Transcribe each record exactly. Include every one.
--- begin INFORMATION SHOWN ---
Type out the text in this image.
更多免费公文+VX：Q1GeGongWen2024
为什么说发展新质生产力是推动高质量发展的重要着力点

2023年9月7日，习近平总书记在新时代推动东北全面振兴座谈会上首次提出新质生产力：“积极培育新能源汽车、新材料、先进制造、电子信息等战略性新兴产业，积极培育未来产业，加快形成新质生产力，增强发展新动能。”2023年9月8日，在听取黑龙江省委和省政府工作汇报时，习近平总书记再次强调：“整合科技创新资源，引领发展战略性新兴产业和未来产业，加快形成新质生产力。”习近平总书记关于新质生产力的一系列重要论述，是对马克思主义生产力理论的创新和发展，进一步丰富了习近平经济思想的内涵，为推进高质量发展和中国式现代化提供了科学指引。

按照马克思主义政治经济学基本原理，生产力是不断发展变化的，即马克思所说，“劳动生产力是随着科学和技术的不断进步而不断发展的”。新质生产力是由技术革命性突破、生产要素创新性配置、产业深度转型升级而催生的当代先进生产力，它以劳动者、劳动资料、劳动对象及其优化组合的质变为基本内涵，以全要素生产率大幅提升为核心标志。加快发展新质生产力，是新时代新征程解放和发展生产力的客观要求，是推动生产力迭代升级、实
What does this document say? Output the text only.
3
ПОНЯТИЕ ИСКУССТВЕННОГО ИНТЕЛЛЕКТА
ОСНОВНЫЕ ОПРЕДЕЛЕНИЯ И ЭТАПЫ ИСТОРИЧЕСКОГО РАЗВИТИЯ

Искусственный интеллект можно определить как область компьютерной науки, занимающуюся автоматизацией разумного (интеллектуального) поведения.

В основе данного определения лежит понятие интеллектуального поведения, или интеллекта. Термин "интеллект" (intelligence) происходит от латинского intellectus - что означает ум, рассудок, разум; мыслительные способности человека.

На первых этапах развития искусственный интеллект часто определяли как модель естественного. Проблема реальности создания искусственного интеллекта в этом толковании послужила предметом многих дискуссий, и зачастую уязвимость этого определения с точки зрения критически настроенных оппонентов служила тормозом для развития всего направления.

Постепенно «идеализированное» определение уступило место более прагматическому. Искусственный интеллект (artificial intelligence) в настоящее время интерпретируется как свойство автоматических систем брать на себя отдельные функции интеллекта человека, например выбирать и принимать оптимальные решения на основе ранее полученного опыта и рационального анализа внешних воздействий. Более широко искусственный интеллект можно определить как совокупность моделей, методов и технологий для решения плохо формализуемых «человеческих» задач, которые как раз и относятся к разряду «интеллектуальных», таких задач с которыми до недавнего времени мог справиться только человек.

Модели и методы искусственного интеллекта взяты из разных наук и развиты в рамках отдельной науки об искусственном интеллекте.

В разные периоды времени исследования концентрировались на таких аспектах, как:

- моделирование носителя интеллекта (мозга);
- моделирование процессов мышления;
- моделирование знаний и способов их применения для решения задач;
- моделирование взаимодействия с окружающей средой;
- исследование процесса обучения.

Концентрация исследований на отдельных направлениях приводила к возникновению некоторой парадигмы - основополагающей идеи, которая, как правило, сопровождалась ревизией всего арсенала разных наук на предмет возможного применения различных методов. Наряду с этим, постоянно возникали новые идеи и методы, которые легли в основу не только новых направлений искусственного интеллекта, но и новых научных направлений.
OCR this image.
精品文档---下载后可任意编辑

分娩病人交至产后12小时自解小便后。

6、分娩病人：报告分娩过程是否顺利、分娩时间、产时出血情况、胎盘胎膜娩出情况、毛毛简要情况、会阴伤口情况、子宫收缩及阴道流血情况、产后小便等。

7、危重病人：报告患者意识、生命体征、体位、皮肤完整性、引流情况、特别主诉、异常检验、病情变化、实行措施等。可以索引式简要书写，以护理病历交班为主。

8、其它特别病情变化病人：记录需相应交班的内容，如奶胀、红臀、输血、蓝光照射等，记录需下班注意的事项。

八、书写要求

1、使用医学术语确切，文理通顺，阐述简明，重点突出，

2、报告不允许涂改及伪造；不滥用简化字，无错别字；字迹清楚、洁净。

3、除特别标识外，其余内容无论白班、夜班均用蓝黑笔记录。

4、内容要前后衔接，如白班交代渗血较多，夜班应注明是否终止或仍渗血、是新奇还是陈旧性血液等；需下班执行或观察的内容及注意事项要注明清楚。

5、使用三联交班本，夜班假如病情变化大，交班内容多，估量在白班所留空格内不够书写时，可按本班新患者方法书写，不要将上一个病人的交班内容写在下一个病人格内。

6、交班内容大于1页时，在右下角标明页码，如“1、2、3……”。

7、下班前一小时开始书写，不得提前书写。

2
--- end INFORMATION SHOWN ---
▶ ANSWER BELOW
Type out the text in this image.
更多免费公文+VX：Q1GeGongWen2024
为什么说发展新质生产力是推动高质量发展的重要着力点

2023年9月7日，习近平总书记在新时代推动东北全面振兴座谈会上首次提出新质生产力：“积极培育新能源汽车、新材料、先进制造、电子信息等战略性新兴产业，积极培育未来产业，加快形成新质生产力，增强发展新动能。”2023年9月8日，在听取黑龙江省委和省政府工作汇报时，习近平总书记再次强调：“整合科技创新资源，引领发展战略性新兴产业和未来产业，加快形成新质生产力。”习近平总书记关于新质生产力的一系列重要论述，是对马克思主义生产力理论的创新和发展，进一步丰富了习近平经济思想的内涵，为推进高质量发展和中国式现代化提供了科学指引。

按照马克思主义政治经济学基本原理，生产力是不断发展变化的，即马克思所说，“劳动生产力是随着科学和技术的不断进步而不断发展的”。新质生产力是由技术革命性突破、生产要素创新性配置、产业深度转型升级而催生的当代先进生产力，它以劳动者、劳动资料、劳动对象及其优化组合的质变为基本内涵，以全要素生产率大幅提升为核心标志。加快发展新质生产力，是新时代新征程解放和发展生产力的客观要求，是推动生产力迭代升级、实
What does this document say? Output the text only.
3
ПОНЯТИЕ ИСКУССТВЕННОГО ИНТЕЛЛЕКТА
ОСНОВНЫЕ ОПРЕДЕЛЕНИЯ И ЭТАПЫ ИСТОРИЧЕСКОГО РАЗВИТИЯ

Искусственный интеллект можно определить как область компьютерной науки, занимающуюся автоматизацией разумного (интеллектуального) поведения.

В основе данного определения лежит понятие интеллектуального поведения, или интеллекта. Термин "интеллект" (intelligence) происходит от латинского intellectus - что означает ум, рассудок, разум; мыслительные способности человека.

На первых этапах развития искусственный интеллект часто определяли как модель естественного. Проблема реальности создания искусственного интеллекта в этом толковании послужила предметом многих дискуссий, и зачастую уязвимость этого определения с точки зрения критически настроенных оппонентов служила тормозом для развития всего направления.

Постепенно «идеализированное» определение уступило место более прагматическому. Искусственный интеллект (artificial intelligence) в настоящее время интерпретируется как свойство автоматических систем брать на себя отдельные функции интеллекта человека, например выбирать и принимать оптимальные решения на основе ранее полученного опыта и рационального анализа внешних воздействий. Более широко искусственный интеллект можно определить как совокупность моделей, методов и технологий для решения плохо формализуемых «человеческих» задач, которые как раз и относятся к разряду «интеллектуальных», таких задач с которыми до недавнего времени мог справиться только человек.

Модели и методы искусственного интеллекта взяты из разных наук и развиты в рамках отдельной науки об искусственном интеллекте.

В разные периоды времени исследования концентрировались на таких аспектах, как:

- моделирование носителя интеллекта (мозга);
- моделирование процессов мышления;
- моделирование знаний и способов их применения для решения задач;
- моделирование взаимодействия с окружающей средой;
- исследование процесса обучения.

Концентрация исследований на отдельных направлениях приводила к возникновению некоторой парадигмы - основополагающей идеи, которая, как правило, сопровождалась ревизией всего арсенала разных наук на предмет возможного применения различных методов. Наряду с этим, постоянно возникали новые идеи и методы, которые легли в основу не только новых направлений искусственного интеллекта, но и новых научных направлений.
OCR this image.
精品文档---下载后可任意编辑

分娩病人交至产后12小时自解小便后。

6、分娩病人：报告分娩过程是否顺利、分娩时间、产时出血情况、胎盘胎膜娩出情况、毛毛简要情况、会阴伤口情况、子宫收缩及阴道流血情况、产后小便等。

7、危重病人：报告患者意识、生命体征、体位、皮肤完整性、引流情况、特别主诉、异常检验、病情变化、实行措施等。可以索引式简要书写，以护理病历交班为主。

8、其它特别病情变化病人：记录需相应交班的内容，如奶胀、红臀、输血、蓝光照射等，记录需下班注意的事项。

八、书写要求

1、使用医学术语确切，文理通顺，阐述简明，重点突出，

2、报告不允许涂改及伪造；不滥用简化字，无错别字；字迹清楚、洁净。

3、除特别标识外，其余内容无论白班、夜班均用蓝黑笔记录。

4、内容要前后衔接，如白班交代渗血较多，夜班应注明是否终止或仍渗血、是新奇还是陈旧性血液等；需下班执行或观察的内容及注意事项要注明清楚。

5、使用三联交班本，夜班假如病情变化大，交班内容多，估量在白班所留空格内不够书写时，可按本班新患者方法书写，不要将上一个病人的交班内容写在下一个病人格内。

6、交班内容大于1页时，在右下角标明页码，如“1、2、3……”。

7、下班前一小时开始书写，不得提前书写。

2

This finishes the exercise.